Tally the lines in the data below in which the word "inverkan" occurs, then give only the total.

====== Data extracts

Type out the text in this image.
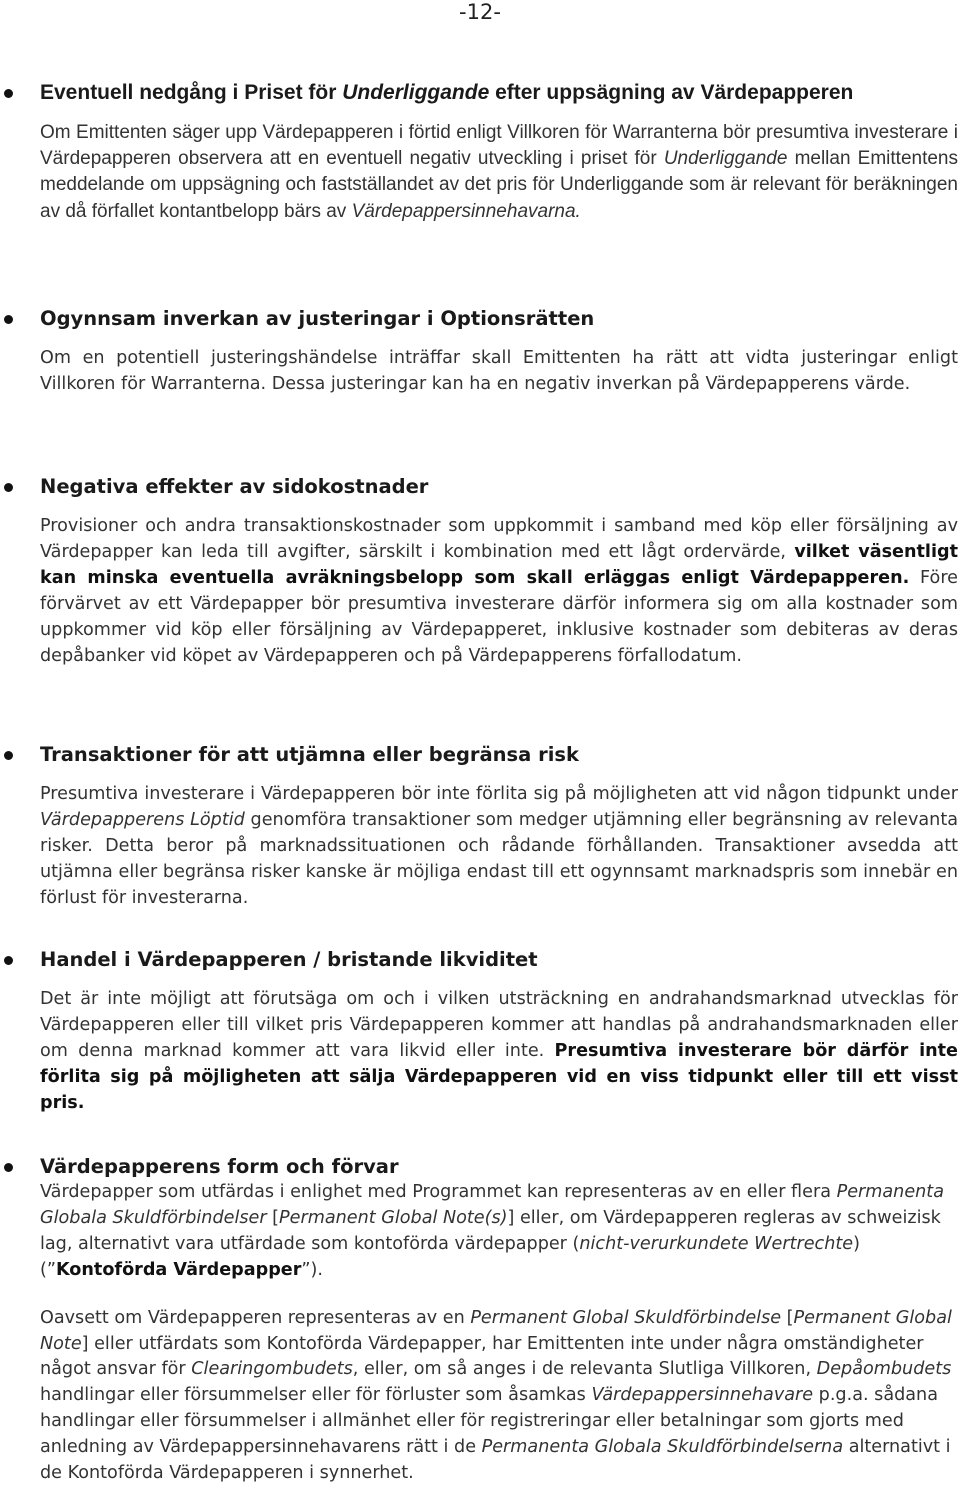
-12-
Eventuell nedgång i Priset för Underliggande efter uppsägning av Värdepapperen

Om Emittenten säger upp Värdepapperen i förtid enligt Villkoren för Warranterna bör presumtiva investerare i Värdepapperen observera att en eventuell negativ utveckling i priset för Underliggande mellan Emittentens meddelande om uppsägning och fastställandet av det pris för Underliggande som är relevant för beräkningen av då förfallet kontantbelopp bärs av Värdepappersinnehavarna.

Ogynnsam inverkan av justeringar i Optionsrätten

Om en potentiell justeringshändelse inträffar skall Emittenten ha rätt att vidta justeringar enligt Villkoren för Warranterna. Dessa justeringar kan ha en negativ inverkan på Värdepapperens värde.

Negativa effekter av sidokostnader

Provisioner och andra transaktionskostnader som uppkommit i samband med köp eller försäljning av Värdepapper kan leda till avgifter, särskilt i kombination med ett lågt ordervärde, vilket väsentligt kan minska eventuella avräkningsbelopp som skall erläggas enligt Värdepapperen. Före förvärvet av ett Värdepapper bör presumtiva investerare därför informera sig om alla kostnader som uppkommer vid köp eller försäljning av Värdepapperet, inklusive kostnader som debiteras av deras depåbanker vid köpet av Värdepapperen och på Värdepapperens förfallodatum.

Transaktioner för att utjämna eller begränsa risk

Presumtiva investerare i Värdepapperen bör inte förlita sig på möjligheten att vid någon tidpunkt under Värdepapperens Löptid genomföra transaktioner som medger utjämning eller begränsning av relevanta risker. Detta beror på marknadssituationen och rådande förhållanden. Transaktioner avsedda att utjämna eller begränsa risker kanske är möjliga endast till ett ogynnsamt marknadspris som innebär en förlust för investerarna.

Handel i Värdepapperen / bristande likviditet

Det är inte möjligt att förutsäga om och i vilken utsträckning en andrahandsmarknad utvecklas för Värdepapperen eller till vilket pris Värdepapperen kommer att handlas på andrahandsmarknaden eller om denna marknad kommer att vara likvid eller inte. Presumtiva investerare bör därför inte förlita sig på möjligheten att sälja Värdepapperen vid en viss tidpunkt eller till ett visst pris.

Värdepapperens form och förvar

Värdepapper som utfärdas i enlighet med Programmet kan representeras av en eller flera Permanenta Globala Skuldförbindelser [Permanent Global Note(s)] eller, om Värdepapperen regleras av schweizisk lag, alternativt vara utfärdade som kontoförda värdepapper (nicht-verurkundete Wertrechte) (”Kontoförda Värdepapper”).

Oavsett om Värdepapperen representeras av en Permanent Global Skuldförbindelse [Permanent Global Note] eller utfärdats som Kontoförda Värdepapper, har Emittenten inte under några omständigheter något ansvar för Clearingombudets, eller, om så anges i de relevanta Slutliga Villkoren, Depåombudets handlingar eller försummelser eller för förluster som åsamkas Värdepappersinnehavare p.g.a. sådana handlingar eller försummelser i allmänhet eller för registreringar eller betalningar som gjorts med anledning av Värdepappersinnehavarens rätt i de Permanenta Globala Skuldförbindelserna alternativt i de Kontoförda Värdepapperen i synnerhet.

============

◆ **Task output**: 2